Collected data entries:
-- begin --
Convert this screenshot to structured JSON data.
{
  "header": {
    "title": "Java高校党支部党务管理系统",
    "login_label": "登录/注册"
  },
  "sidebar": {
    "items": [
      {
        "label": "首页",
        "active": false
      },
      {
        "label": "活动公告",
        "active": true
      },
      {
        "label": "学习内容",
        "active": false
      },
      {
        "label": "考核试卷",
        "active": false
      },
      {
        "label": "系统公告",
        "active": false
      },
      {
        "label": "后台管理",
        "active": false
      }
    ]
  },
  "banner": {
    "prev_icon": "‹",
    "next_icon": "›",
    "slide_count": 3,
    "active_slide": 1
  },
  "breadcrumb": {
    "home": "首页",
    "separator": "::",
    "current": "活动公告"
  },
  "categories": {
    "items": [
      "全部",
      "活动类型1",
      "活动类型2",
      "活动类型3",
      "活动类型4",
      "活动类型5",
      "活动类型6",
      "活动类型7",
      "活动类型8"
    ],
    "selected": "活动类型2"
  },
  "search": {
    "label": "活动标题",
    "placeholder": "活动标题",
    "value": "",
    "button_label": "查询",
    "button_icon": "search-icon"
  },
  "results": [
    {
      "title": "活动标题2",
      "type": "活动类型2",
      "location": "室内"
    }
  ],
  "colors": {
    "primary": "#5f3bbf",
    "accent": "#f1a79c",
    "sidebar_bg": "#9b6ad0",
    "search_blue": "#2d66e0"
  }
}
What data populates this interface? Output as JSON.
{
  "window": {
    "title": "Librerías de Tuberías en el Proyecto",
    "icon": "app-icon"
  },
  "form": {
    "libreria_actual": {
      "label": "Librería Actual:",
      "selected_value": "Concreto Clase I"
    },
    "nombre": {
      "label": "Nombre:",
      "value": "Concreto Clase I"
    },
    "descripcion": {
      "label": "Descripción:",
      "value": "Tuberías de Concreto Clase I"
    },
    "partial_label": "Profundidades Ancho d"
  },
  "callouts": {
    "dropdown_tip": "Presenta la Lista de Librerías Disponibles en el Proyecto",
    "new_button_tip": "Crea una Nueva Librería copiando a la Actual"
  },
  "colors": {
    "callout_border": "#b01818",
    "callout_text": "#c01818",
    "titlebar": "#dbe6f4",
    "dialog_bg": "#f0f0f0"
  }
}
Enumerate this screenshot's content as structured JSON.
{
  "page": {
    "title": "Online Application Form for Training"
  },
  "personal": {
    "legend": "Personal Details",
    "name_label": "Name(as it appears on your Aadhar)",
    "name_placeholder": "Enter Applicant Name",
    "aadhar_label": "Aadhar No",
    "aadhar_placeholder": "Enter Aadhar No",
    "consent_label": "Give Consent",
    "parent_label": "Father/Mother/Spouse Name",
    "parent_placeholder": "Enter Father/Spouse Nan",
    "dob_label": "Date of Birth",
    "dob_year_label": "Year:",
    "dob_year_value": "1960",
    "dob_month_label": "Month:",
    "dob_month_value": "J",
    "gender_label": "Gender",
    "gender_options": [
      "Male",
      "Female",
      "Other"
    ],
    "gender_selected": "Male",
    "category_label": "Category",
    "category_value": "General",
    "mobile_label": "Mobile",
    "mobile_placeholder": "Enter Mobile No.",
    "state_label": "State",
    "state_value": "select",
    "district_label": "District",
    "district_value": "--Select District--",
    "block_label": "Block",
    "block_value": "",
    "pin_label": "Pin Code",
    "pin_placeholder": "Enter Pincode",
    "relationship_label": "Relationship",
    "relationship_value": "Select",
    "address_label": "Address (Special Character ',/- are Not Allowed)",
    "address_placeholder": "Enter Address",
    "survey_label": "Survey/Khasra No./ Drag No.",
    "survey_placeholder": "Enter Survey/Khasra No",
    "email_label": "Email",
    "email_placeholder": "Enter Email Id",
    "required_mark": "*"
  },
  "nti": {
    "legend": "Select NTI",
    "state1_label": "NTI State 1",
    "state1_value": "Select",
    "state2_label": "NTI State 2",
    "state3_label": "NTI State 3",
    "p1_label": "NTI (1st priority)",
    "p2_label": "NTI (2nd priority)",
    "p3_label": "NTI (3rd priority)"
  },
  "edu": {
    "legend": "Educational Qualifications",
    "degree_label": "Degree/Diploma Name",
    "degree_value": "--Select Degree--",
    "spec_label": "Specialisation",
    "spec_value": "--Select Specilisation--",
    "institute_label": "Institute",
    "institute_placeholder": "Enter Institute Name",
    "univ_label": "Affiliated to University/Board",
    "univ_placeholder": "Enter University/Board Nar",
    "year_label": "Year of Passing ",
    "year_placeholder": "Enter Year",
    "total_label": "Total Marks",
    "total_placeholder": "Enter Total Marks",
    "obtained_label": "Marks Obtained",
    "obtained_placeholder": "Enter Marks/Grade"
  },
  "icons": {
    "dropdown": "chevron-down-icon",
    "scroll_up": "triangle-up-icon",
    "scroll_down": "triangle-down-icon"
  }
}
-- end --
[WORK TO BE COMPLETED] Repeat the records exactly, including every line.

[CORRECT OUTPUT]
Convert this screenshot to structured JSON data.
{
  "header": {
    "title": "Java高校党支部党务管理系统",
    "login_label": "登录/注册"
  },
  "sidebar": {
    "items": [
      {
        "label": "首页",
        "active": false
      },
      {
        "label": "活动公告",
        "active": true
      },
      {
        "label": "学习内容",
        "active": false
      },
      {
        "label": "考核试卷",
        "active": false
      },
      {
        "label": "系统公告",
        "active": false
      },
      {
        "label": "后台管理",
        "active": false
      }
    ]
  },
  "banner": {
    "prev_icon": "‹",
    "next_icon": "›",
    "slide_count": 3,
    "active_slide": 1
  },
  "breadcrumb": {
    "home": "首页",
    "separator": "::",
    "current": "活动公告"
  },
  "categories": {
    "items": [
      "全部",
      "活动类型1",
      "活动类型2",
      "活动类型3",
      "活动类型4",
      "活动类型5",
      "活动类型6",
      "活动类型7",
      "活动类型8"
    ],
    "selected": "活动类型2"
  },
  "search": {
    "label": "活动标题",
    "placeholder": "活动标题",
    "value": "",
    "button_label": "查询",
    "button_icon": "search-icon"
  },
  "results": [
    {
      "title": "活动标题2",
      "type": "活动类型2",
      "location": "室内"
    }
  ],
  "colors": {
    "primary": "#5f3bbf",
    "accent": "#f1a79c",
    "sidebar_bg": "#9b6ad0",
    "search_blue": "#2d66e0"
  }
}
What data populates this interface? Output as JSON.
{
  "window": {
    "title": "Librerías de Tuberías en el Proyecto",
    "icon": "app-icon"
  },
  "form": {
    "libreria_actual": {
      "label": "Librería Actual:",
      "selected_value": "Concreto Clase I"
    },
    "nombre": {
      "label": "Nombre:",
      "value": "Concreto Clase I"
    },
    "descripcion": {
      "label": "Descripción:",
      "value": "Tuberías de Concreto Clase I"
    },
    "partial_label": "Profundidades Ancho d"
  },
  "callouts": {
    "dropdown_tip": "Presenta la Lista de Librerías Disponibles en el Proyecto",
    "new_button_tip": "Crea una Nueva Librería copiando a la Actual"
  },
  "colors": {
    "callout_border": "#b01818",
    "callout_text": "#c01818",
    "titlebar": "#dbe6f4",
    "dialog_bg": "#f0f0f0"
  }
}
Enumerate this screenshot's content as structured JSON.
{
  "page": {
    "title": "Online Application Form for Training"
  },
  "personal": {
    "legend": "Personal Details",
    "name_label": "Name(as it appears on your Aadhar)",
    "name_placeholder": "Enter Applicant Name",
    "aadhar_label": "Aadhar No",
    "aadhar_placeholder": "Enter Aadhar No",
    "consent_label": "Give Consent",
    "parent_label": "Father/Mother/Spouse Name",
    "parent_placeholder": "Enter Father/Spouse Nan",
    "dob_label": "Date of Birth",
    "dob_year_label": "Year:",
    "dob_year_value": "1960",
    "dob_month_label": "Month:",
    "dob_month_value": "J",
    "gender_label": "Gender",
    "gender_options": [
      "Male",
      "Female",
      "Other"
    ],
    "gender_selected": "Male",
    "category_label": "Category",
    "category_value": "General",
    "mobile_label": "Mobile",
    "mobile_placeholder": "Enter Mobile No.",
    "state_label": "State",
    "state_value": "select",
    "district_label": "District",
    "district_value": "--Select District--",
    "block_label": "Block",
    "block_value": "",
    "pin_label": "Pin Code",
    "pin_placeholder": "Enter Pincode",
    "relationship_label": "Relationship",
    "relationship_value": "Select",
    "address_label": "Address (Special Character ',/- are Not Allowed)",
    "address_placeholder": "Enter Address",
    "survey_label": "Survey/Khasra No./ Drag No.",
    "survey_placeholder": "Enter Survey/Khasra No",
    "email_label": "Email",
    "email_placeholder": "Enter Email Id",
    "required_mark": "*"
  },
  "nti": {
    "legend": "Select NTI",
    "state1_label": "NTI State 1",
    "state1_value": "Select",
    "state2_label": "NTI State 2",
    "state3_label": "NTI State 3",
    "p1_label": "NTI (1st priority)",
    "p2_label": "NTI (2nd priority)",
    "p3_label": "NTI (3rd priority)"
  },
  "edu": {
    "legend": "Educational Qualifications",
    "degree_label": "Degree/Diploma Name",
    "degree_value": "--Select Degree--",
    "spec_label": "Specialisation",
    "spec_value": "--Select Specilisation--",
    "institute_label": "Institute",
    "institute_placeholder": "Enter Institute Name",
    "univ_label": "Affiliated to University/Board",
    "univ_placeholder": "Enter University/Board Nar",
    "year_label": "Year of Passing ",
    "year_placeholder": "Enter Year",
    "total_label": "Total Marks",
    "total_placeholder": "Enter Total Marks",
    "obtained_label": "Marks Obtained",
    "obtained_placeholder": "Enter Marks/Grade"
  },
  "icons": {
    "dropdown": "chevron-down-icon",
    "scroll_up": "triangle-up-icon",
    "scroll_down": "triangle-down-icon"
  }
}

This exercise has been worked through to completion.